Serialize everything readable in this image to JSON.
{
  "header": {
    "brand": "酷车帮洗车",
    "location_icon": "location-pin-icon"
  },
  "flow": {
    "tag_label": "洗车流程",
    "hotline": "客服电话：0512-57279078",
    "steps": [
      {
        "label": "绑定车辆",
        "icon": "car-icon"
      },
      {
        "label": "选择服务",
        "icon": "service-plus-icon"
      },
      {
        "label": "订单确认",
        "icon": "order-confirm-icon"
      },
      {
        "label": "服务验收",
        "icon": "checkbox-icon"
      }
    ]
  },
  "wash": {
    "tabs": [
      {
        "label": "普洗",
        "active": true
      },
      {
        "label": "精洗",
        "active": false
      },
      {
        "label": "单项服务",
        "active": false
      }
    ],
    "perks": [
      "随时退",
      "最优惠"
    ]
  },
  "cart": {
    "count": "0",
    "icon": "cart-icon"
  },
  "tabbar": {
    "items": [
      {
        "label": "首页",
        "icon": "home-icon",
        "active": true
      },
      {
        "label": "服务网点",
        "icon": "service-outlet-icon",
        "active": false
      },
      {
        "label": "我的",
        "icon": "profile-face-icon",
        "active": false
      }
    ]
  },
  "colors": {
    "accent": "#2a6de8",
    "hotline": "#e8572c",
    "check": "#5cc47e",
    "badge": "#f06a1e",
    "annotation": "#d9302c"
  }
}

################

Exercise aim » Transcribe all the entries, keeping each one exactly as it is.

Full output »
Serialize everything readable in this image to JSON.
{
  "header": {
    "brand": "酷车帮洗车",
    "location_icon": "location-pin-icon"
  },
  "flow": {
    "tag_label": "洗车流程",
    "hotline": "客服电话：0512-57279078",
    "steps": [
      {
        "label": "绑定车辆",
        "icon": "car-icon"
      },
      {
        "label": "选择服务",
        "icon": "service-plus-icon"
      },
      {
        "label": "订单确认",
        "icon": "order-confirm-icon"
      },
      {
        "label": "服务验收",
        "icon": "checkbox-icon"
      }
    ]
  },
  "wash": {
    "tabs": [
      {
        "label": "普洗",
        "active": true
      },
      {
        "label": "精洗",
        "active": false
      },
      {
        "label": "单项服务",
        "active": false
      }
    ],
    "perks": [
      "随时退",
      "最优惠"
    ]
  },
  "cart": {
    "count": "0",
    "icon": "cart-icon"
  },
  "tabbar": {
    "items": [
      {
        "label": "首页",
        "icon": "home-icon",
        "active": true
      },
      {
        "label": "服务网点",
        "icon": "service-outlet-icon",
        "active": false
      },
      {
        "label": "我的",
        "icon": "profile-face-icon",
        "active": false
      }
    ]
  },
  "colors": {
    "accent": "#2a6de8",
    "hotline": "#e8572c",
    "check": "#5cc47e",
    "badge": "#f06a1e",
    "annotation": "#d9302c"
  }
}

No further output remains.